#### [Data records]
++++++++

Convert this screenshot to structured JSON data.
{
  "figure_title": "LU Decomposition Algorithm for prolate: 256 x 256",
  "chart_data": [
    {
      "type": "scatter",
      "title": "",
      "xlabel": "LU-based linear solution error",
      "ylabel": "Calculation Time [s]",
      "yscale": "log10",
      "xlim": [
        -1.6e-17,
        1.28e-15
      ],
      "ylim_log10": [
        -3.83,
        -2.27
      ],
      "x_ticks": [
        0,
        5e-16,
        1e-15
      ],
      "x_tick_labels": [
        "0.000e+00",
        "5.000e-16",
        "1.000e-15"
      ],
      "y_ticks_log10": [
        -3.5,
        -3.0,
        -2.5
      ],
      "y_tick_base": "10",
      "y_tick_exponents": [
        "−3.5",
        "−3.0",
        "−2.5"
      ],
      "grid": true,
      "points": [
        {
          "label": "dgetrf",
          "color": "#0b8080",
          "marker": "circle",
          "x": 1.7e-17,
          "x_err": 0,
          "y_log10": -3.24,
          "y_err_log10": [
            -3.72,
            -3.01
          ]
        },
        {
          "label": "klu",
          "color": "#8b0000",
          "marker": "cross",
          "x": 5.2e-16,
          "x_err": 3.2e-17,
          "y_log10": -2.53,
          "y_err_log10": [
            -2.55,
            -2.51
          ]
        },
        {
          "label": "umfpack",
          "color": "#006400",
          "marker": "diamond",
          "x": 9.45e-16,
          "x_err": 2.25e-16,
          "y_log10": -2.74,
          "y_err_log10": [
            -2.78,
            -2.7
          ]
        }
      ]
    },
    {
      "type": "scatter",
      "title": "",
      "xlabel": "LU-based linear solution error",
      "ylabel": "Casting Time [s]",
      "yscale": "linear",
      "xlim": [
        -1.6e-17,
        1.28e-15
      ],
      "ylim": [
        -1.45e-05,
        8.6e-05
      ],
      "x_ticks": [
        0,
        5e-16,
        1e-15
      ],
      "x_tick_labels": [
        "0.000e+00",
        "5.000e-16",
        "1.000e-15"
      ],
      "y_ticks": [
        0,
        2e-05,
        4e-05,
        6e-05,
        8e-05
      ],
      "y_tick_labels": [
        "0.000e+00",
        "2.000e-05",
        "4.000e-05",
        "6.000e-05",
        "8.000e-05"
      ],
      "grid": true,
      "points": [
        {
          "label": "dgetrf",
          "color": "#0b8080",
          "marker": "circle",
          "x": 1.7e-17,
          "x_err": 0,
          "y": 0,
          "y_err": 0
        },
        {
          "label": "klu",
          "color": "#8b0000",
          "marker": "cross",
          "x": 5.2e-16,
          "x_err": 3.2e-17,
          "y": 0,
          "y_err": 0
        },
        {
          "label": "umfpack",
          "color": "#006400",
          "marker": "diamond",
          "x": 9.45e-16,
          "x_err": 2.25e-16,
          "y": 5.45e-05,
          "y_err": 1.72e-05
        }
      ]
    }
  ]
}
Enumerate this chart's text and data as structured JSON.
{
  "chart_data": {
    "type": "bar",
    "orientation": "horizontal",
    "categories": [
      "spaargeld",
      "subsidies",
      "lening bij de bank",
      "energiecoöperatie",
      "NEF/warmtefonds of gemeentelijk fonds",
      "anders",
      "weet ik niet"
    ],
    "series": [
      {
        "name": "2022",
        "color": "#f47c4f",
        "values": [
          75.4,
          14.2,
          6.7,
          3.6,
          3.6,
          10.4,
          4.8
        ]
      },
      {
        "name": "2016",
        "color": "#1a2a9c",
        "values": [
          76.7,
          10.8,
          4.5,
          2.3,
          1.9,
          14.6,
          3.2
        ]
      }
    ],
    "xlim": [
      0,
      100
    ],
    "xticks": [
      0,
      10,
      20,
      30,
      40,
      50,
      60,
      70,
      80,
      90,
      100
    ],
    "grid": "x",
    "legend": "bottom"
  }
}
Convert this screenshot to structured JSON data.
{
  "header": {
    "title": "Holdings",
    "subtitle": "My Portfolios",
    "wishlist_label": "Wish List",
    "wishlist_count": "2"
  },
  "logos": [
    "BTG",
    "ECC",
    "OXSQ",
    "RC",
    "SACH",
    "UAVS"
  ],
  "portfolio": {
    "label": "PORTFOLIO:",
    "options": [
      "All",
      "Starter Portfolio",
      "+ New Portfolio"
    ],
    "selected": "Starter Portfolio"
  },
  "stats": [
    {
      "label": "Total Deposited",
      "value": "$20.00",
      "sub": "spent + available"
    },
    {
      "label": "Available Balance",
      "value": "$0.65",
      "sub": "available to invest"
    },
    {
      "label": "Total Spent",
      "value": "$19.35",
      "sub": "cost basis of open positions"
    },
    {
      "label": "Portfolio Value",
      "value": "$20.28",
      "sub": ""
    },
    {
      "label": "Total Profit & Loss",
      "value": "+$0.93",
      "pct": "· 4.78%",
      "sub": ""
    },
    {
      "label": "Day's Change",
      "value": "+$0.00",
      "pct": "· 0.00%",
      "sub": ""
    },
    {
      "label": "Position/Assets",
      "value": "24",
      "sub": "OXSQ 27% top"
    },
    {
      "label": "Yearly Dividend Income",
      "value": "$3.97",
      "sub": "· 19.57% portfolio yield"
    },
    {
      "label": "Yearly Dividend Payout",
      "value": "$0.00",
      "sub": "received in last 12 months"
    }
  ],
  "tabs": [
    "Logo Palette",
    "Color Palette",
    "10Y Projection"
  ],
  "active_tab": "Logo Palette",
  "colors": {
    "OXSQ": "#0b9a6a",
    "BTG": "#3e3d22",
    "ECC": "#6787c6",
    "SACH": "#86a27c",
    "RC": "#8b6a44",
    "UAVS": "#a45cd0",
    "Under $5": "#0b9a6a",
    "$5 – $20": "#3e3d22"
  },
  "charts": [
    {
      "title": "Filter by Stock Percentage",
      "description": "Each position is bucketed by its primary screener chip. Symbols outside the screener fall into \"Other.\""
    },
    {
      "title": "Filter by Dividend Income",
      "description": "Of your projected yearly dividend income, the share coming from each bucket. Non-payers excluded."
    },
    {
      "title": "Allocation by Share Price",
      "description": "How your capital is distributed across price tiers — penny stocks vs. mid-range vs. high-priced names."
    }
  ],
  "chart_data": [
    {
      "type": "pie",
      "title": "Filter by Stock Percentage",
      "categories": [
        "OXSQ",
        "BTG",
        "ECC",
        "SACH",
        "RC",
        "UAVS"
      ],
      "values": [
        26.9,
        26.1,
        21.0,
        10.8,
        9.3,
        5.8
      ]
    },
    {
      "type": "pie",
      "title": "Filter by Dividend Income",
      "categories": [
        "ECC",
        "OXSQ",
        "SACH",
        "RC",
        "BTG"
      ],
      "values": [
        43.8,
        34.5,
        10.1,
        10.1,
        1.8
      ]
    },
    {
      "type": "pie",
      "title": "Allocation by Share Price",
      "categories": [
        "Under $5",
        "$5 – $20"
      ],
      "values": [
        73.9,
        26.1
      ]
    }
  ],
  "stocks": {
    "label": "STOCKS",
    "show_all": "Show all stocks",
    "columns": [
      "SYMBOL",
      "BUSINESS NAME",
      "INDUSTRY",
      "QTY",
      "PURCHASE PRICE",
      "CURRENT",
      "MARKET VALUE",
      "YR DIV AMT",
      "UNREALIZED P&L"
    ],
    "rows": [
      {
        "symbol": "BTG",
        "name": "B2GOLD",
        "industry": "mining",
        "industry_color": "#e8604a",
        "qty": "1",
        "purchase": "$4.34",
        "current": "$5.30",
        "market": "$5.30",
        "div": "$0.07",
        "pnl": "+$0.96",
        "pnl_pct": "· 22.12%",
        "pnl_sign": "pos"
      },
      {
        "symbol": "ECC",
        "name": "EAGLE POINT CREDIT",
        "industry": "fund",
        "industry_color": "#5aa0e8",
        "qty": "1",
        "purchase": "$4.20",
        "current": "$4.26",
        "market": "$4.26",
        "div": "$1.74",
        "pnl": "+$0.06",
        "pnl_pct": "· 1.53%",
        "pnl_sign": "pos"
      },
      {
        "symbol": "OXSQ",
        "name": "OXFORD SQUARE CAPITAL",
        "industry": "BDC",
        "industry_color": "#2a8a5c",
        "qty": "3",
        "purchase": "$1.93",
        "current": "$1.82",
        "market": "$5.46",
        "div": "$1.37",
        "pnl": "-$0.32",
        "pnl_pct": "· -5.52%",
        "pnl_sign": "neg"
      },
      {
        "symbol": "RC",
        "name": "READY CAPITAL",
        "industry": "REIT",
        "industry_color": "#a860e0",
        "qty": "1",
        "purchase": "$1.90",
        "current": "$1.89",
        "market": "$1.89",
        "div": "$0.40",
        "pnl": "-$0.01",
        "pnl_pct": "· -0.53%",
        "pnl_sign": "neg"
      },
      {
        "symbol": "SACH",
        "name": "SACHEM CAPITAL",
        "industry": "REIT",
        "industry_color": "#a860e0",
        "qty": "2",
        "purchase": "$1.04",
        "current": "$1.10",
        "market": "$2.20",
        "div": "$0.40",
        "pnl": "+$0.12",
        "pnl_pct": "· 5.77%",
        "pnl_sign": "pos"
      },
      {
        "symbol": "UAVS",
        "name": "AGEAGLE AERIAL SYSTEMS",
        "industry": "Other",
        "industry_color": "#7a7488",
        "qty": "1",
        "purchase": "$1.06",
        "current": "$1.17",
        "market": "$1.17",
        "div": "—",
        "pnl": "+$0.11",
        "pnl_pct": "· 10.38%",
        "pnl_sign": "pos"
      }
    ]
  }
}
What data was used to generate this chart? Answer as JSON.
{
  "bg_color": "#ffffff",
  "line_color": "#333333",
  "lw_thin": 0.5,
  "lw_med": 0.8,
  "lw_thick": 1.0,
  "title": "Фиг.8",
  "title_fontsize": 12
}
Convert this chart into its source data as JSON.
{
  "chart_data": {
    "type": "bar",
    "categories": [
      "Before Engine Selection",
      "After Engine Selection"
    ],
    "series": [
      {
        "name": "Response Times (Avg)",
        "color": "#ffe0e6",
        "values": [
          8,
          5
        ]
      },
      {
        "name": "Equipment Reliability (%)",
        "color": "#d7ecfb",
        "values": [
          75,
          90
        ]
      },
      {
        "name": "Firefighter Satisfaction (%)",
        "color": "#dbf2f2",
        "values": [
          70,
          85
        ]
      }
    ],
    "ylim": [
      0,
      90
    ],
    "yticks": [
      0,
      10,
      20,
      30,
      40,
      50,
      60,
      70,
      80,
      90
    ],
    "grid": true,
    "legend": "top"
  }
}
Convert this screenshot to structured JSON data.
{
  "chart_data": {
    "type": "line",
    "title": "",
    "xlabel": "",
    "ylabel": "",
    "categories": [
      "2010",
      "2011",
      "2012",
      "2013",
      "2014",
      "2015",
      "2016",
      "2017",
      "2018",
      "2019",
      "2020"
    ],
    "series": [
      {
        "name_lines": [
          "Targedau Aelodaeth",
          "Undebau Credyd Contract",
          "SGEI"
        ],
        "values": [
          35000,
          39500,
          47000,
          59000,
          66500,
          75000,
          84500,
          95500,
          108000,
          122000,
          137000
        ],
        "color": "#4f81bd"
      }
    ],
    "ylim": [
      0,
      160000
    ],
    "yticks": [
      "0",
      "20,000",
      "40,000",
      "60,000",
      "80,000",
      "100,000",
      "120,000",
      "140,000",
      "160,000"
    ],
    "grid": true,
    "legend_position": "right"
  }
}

++++++++

Each line in the data that holds the string "Other" should be found and copied.

#### [Expected output]
      "description": "Each position is bucketed by its primary screener chip. Symbols outside the screener fall into \"Other.\""
        "industry": "Other",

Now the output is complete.